Problem statement:
Each entry that follows must be output without any deviation.

Items:
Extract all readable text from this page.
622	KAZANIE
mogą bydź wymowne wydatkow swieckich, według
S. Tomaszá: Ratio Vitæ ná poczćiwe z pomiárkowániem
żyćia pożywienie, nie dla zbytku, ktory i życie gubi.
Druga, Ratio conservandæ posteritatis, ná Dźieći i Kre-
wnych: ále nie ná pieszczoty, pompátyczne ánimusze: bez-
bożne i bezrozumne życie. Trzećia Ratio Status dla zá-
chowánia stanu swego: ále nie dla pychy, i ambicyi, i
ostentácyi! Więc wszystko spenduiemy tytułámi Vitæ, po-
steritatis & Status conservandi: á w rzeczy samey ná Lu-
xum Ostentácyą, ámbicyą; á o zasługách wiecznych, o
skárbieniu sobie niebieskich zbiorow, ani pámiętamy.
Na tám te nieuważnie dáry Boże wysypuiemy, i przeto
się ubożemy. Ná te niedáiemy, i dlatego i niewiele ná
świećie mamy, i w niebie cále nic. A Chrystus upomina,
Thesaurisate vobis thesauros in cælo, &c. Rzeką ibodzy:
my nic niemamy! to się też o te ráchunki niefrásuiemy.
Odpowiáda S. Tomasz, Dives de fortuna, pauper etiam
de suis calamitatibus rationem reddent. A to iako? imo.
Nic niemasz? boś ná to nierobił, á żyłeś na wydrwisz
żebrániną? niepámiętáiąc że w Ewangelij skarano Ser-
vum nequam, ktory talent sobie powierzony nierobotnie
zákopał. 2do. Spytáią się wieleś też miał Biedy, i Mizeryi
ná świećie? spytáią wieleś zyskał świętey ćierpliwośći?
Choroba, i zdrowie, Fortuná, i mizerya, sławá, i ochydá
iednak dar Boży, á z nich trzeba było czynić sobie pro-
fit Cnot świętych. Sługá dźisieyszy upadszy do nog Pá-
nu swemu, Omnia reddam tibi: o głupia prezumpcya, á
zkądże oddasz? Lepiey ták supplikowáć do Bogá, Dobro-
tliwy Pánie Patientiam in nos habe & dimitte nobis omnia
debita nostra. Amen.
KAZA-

Reply to the task:
Extract all readable text from this page.
622	KAZANIE
mogą bydź wymowne wydatkow swieckich, według
S. Tomaszá: Ratio Vitæ ná poczćiwe z pomiárkowániem
żyćia pożywienie, nie dla zbytku, ktory i życie gubi.
Druga, Ratio conservandæ posteritatis, ná Dźieći i Kre-
wnych: ále nie ná pieszczoty, pompátyczne ánimusze: bez-
bożne i bezrozumne życie. Trzećia Ratio Status dla zá-
chowánia stanu swego: ále nie dla pychy, i ambicyi, i
ostentácyi! Więc wszystko spenduiemy tytułámi Vitæ, po-
steritatis & Status conservandi: á w rzeczy samey ná Lu-
xum Ostentácyą, ámbicyą; á o zasługách wiecznych, o
skárbieniu sobie niebieskich zbiorow, ani pámiętamy.
Na tám te nieuważnie dáry Boże wysypuiemy, i przeto
się ubożemy. Ná te niedáiemy, i dlatego i niewiele ná
świećie mamy, i w niebie cále nic. A Chrystus upomina,
Thesaurisate vobis thesauros in cælo, &c. Rzeką ibodzy:
my nic niemamy! to się też o te ráchunki niefrásuiemy.
Odpowiáda S. Tomasz, Dives de fortuna, pauper etiam
de suis calamitatibus rationem reddent. A to iako? imo.
Nic niemasz? boś ná to nierobił, á żyłeś na wydrwisz
żebrániną? niepámiętáiąc że w Ewangelij skarano Ser-
vum nequam, ktory talent sobie powierzony nierobotnie
zákopał. 2do. Spytáią się wieleś też miał Biedy, i Mizeryi
ná świećie? spytáią wieleś zyskał świętey ćierpliwośći?
Choroba, i zdrowie, Fortuná, i mizerya, sławá, i ochydá
iednak dar Boży, á z nich trzeba było czynić sobie pro-
fit Cnot świętych. Sługá dźisieyszy upadszy do nog Pá-
nu swemu, Omnia reddam tibi: o głupia prezumpcya, á
zkądże oddasz? Lepiey ták supplikowáć do Bogá, Dobro-
tliwy Pánie Patientiam in nos habe & dimitte nobis omnia
debita nostra. Amen.
KAZA-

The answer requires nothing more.